__BRIEF__:
Print every line of the listing exactly, please.

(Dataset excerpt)
## start
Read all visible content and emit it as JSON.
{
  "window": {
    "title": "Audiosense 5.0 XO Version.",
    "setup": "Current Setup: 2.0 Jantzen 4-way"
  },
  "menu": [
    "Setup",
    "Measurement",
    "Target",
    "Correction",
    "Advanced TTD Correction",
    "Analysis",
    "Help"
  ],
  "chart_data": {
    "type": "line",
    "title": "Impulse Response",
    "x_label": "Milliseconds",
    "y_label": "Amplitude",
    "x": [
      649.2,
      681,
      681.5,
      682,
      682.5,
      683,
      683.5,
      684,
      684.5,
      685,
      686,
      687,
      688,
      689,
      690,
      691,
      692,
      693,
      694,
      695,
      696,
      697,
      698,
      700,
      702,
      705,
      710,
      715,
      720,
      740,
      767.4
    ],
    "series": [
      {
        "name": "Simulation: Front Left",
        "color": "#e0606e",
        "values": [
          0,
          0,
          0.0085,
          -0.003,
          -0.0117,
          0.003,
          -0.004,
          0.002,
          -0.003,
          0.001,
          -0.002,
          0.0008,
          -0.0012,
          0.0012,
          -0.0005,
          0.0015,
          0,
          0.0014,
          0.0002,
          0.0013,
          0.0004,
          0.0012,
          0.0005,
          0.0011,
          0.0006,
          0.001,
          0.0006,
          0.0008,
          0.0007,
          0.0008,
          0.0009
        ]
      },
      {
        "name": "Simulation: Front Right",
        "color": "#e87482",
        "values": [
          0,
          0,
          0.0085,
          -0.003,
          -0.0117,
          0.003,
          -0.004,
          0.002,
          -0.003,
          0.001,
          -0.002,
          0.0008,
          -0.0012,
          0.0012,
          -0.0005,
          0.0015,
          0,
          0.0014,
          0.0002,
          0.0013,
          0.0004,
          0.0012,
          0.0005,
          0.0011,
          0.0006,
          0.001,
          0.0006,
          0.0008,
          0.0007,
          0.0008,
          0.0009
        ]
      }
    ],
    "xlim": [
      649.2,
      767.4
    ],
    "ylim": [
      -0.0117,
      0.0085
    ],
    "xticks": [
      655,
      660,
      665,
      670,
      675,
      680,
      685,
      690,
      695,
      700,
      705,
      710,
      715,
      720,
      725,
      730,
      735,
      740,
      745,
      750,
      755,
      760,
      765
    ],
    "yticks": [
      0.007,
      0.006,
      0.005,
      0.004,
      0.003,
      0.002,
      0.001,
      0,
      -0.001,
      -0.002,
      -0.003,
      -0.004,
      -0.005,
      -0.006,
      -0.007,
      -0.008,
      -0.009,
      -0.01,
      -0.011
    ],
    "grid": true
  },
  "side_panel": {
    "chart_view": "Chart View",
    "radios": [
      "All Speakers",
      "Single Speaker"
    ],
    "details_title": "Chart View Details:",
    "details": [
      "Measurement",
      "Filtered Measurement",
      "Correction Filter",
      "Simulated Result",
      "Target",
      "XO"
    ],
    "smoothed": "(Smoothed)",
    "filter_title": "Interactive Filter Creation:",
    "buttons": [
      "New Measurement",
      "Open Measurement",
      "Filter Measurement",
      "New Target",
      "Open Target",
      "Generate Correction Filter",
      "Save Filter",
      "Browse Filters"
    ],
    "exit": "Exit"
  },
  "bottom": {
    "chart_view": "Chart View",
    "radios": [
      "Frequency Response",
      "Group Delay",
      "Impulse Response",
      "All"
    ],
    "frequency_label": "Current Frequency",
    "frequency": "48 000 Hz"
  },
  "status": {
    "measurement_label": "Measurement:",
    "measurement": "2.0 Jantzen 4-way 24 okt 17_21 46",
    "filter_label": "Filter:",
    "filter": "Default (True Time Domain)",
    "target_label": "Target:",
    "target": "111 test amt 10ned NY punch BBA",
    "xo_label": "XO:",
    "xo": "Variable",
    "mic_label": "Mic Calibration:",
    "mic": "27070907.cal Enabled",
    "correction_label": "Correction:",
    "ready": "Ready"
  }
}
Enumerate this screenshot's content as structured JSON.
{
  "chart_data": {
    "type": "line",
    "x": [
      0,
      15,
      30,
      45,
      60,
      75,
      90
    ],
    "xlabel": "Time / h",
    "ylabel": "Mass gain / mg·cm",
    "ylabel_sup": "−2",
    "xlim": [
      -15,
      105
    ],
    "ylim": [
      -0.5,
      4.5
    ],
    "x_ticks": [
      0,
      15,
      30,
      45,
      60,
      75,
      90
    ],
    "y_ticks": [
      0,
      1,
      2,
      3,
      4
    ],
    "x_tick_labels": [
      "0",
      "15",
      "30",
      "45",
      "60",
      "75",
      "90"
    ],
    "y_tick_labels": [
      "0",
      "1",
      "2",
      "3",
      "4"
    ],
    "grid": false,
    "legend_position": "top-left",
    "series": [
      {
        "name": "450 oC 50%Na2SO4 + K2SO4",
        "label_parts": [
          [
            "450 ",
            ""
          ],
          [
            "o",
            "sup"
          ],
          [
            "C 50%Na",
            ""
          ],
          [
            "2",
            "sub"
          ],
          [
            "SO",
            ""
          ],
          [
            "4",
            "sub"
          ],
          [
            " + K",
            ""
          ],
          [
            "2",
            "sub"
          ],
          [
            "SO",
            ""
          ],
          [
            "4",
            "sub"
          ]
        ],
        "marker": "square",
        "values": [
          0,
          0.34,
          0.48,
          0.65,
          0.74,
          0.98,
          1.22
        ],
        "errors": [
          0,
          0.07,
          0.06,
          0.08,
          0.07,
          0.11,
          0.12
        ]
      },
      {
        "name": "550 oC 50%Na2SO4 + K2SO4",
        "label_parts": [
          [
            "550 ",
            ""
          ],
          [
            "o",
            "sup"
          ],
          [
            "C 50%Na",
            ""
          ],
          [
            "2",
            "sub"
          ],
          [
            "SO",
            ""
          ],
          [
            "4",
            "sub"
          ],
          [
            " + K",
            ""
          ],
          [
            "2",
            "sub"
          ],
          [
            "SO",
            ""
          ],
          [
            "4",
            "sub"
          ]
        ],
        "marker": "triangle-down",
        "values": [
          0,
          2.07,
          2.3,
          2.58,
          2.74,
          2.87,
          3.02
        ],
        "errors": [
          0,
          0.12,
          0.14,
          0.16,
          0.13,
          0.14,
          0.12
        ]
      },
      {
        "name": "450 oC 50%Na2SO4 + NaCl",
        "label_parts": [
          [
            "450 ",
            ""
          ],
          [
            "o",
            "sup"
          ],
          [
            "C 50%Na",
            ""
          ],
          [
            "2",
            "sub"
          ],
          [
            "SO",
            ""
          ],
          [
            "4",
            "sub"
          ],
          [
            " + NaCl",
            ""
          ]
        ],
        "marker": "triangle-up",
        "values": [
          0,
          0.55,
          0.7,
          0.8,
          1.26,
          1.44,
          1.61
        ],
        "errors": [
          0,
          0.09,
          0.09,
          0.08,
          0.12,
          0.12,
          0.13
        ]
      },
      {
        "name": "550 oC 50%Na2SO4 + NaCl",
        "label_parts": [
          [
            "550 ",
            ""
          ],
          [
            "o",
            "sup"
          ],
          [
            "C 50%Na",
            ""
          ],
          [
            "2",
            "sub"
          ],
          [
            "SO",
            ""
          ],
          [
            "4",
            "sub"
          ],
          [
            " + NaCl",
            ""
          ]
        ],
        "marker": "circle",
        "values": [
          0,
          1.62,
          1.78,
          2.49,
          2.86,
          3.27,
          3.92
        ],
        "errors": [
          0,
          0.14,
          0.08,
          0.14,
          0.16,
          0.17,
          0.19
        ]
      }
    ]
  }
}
## end
__ANSWER TO THIS TASK__:
Read all visible content and emit it as JSON.
{
  "window": {
    "title": "Audiosense 5.0 XO Version.",
    "setup": "Current Setup: 2.0 Jantzen 4-way"
  },
  "menu": [
    "Setup",
    "Measurement",
    "Target",
    "Correction",
    "Advanced TTD Correction",
    "Analysis",
    "Help"
  ],
  "chart_data": {
    "type": "line",
    "title": "Impulse Response",
    "x_label": "Milliseconds",
    "y_label": "Amplitude",
    "x": [
      649.2,
      681,
      681.5,
      682,
      682.5,
      683,
      683.5,
      684,
      684.5,
      685,
      686,
      687,
      688,
      689,
      690,
      691,
      692,
      693,
      694,
      695,
      696,
      697,
      698,
      700,
      702,
      705,
      710,
      715,
      720,
      740,
      767.4
    ],
    "series": [
      {
        "name": "Simulation: Front Left",
        "color": "#e0606e",
        "values": [
          0,
          0,
          0.0085,
          -0.003,
          -0.0117,
          0.003,
          -0.004,
          0.002,
          -0.003,
          0.001,
          -0.002,
          0.0008,
          -0.0012,
          0.0012,
          -0.0005,
          0.0015,
          0,
          0.0014,
          0.0002,
          0.0013,
          0.0004,
          0.0012,
          0.0005,
          0.0011,
          0.0006,
          0.001,
          0.0006,
          0.0008,
          0.0007,
          0.0008,
          0.0009
        ]
      },
      {
        "name": "Simulation: Front Right",
        "color": "#e87482",
        "values": [
          0,
          0,
          0.0085,
          -0.003,
          -0.0117,
          0.003,
          -0.004,
          0.002,
          -0.003,
          0.001,
          -0.002,
          0.0008,
          -0.0012,
          0.0012,
          -0.0005,
          0.0015,
          0,
          0.0014,
          0.0002,
          0.0013,
          0.0004,
          0.0012,
          0.0005,
          0.0011,
          0.0006,
          0.001,
          0.0006,
          0.0008,
          0.0007,
          0.0008,
          0.0009
        ]
      }
    ],
    "xlim": [
      649.2,
      767.4
    ],
    "ylim": [
      -0.0117,
      0.0085
    ],
    "xticks": [
      655,
      660,
      665,
      670,
      675,
      680,
      685,
      690,
      695,
      700,
      705,
      710,
      715,
      720,
      725,
      730,
      735,
      740,
      745,
      750,
      755,
      760,
      765
    ],
    "yticks": [
      0.007,
      0.006,
      0.005,
      0.004,
      0.003,
      0.002,
      0.001,
      0,
      -0.001,
      -0.002,
      -0.003,
      -0.004,
      -0.005,
      -0.006,
      -0.007,
      -0.008,
      -0.009,
      -0.01,
      -0.011
    ],
    "grid": true
  },
  "side_panel": {
    "chart_view": "Chart View",
    "radios": [
      "All Speakers",
      "Single Speaker"
    ],
    "details_title": "Chart View Details:",
    "details": [
      "Measurement",
      "Filtered Measurement",
      "Correction Filter",
      "Simulated Result",
      "Target",
      "XO"
    ],
    "smoothed": "(Smoothed)",
    "filter_title": "Interactive Filter Creation:",
    "buttons": [
      "New Measurement",
      "Open Measurement",
      "Filter Measurement",
      "New Target",
      "Open Target",
      "Generate Correction Filter",
      "Save Filter",
      "Browse Filters"
    ],
    "exit": "Exit"
  },
  "bottom": {
    "chart_view": "Chart View",
    "radios": [
      "Frequency Response",
      "Group Delay",
      "Impulse Response",
      "All"
    ],
    "frequency_label": "Current Frequency",
    "frequency": "48 000 Hz"
  },
  "status": {
    "measurement_label": "Measurement:",
    "measurement": "2.0 Jantzen 4-way 24 okt 17_21 46",
    "filter_label": "Filter:",
    "filter": "Default (True Time Domain)",
    "target_label": "Target:",
    "target": "111 test amt 10ned NY punch BBA",
    "xo_label": "XO:",
    "xo": "Variable",
    "mic_label": "Mic Calibration:",
    "mic": "27070907.cal Enabled",
    "correction_label": "Correction:",
    "ready": "Ready"
  }
}
Enumerate this screenshot's content as structured JSON.
{
  "chart_data": {
    "type": "line",
    "x": [
      0,
      15,
      30,
      45,
      60,
      75,
      90
    ],
    "xlabel": "Time / h",
    "ylabel": "Mass gain / mg·cm",
    "ylabel_sup": "−2",
    "xlim": [
      -15,
      105
    ],
    "ylim": [
      -0.5,
      4.5
    ],
    "x_ticks": [
      0,
      15,
      30,
      45,
      60,
      75,
      90
    ],
    "y_ticks": [
      0,
      1,
      2,
      3,
      4
    ],
    "x_tick_labels": [
      "0",
      "15",
      "30",
      "45",
      "60",
      "75",
      "90"
    ],
    "y_tick_labels": [
      "0",
      "1",
      "2",
      "3",
      "4"
    ],
    "grid": false,
    "legend_position": "top-left",
    "series": [
      {
        "name": "450 oC 50%Na2SO4 + K2SO4",
        "label_parts": [
          [
            "450 ",
            ""
          ],
          [
            "o",
            "sup"
          ],
          [
            "C 50%Na",
            ""
          ],
          [
            "2",
            "sub"
          ],
          [
            "SO",
            ""
          ],
          [
            "4",
            "sub"
          ],
          [
            " + K",
            ""
          ],
          [
            "2",
            "sub"
          ],
          [
            "SO",
            ""
          ],
          [
            "4",
            "sub"
          ]
        ],
        "marker": "square",
        "values": [
          0,
          0.34,
          0.48,
          0.65,
          0.74,
          0.98,
          1.22
        ],
        "errors": [
          0,
          0.07,
          0.06,
          0.08,
          0.07,
          0.11,
          0.12
        ]
      },
      {
        "name": "550 oC 50%Na2SO4 + K2SO4",
        "label_parts": [
          [
            "550 ",
            ""
          ],
          [
            "o",
            "sup"
          ],
          [
            "C 50%Na",
            ""
          ],
          [
            "2",
            "sub"
          ],
          [
            "SO",
            ""
          ],
          [
            "4",
            "sub"
          ],
          [
            " + K",
            ""
          ],
          [
            "2",
            "sub"
          ],
          [
            "SO",
            ""
          ],
          [
            "4",
            "sub"
          ]
        ],
        "marker": "triangle-down",
        "values": [
          0,
          2.07,
          2.3,
          2.58,
          2.74,
          2.87,
          3.02
        ],
        "errors": [
          0,
          0.12,
          0.14,
          0.16,
          0.13,
          0.14,
          0.12
        ]
      },
      {
        "name": "450 oC 50%Na2SO4 + NaCl",
        "label_parts": [
          [
            "450 ",
            ""
          ],
          [
            "o",
            "sup"
          ],
          [
            "C 50%Na",
            ""
          ],
          [
            "2",
            "sub"
          ],
          [
            "SO",
            ""
          ],
          [
            "4",
            "sub"
          ],
          [
            " + NaCl",
            ""
          ]
        ],
        "marker": "triangle-up",
        "values": [
          0,
          0.55,
          0.7,
          0.8,
          1.26,
          1.44,
          1.61
        ],
        "errors": [
          0,
          0.09,
          0.09,
          0.08,
          0.12,
          0.12,
          0.13
        ]
      },
      {
        "name": "550 oC 50%Na2SO4 + NaCl",
        "label_parts": [
          [
            "550 ",
            ""
          ],
          [
            "o",
            "sup"
          ],
          [
            "C 50%Na",
            ""
          ],
          [
            "2",
            "sub"
          ],
          [
            "SO",
            ""
          ],
          [
            "4",
            "sub"
          ],
          [
            " + NaCl",
            ""
          ]
        ],
        "marker": "circle",
        "values": [
          0,
          1.62,
          1.78,
          2.49,
          2.86,
          3.27,
          3.92
        ],
        "errors": [
          0,
          0.14,
          0.08,
          0.14,
          0.16,
          0.17,
          0.19
        ]
      }
    ]
  }
}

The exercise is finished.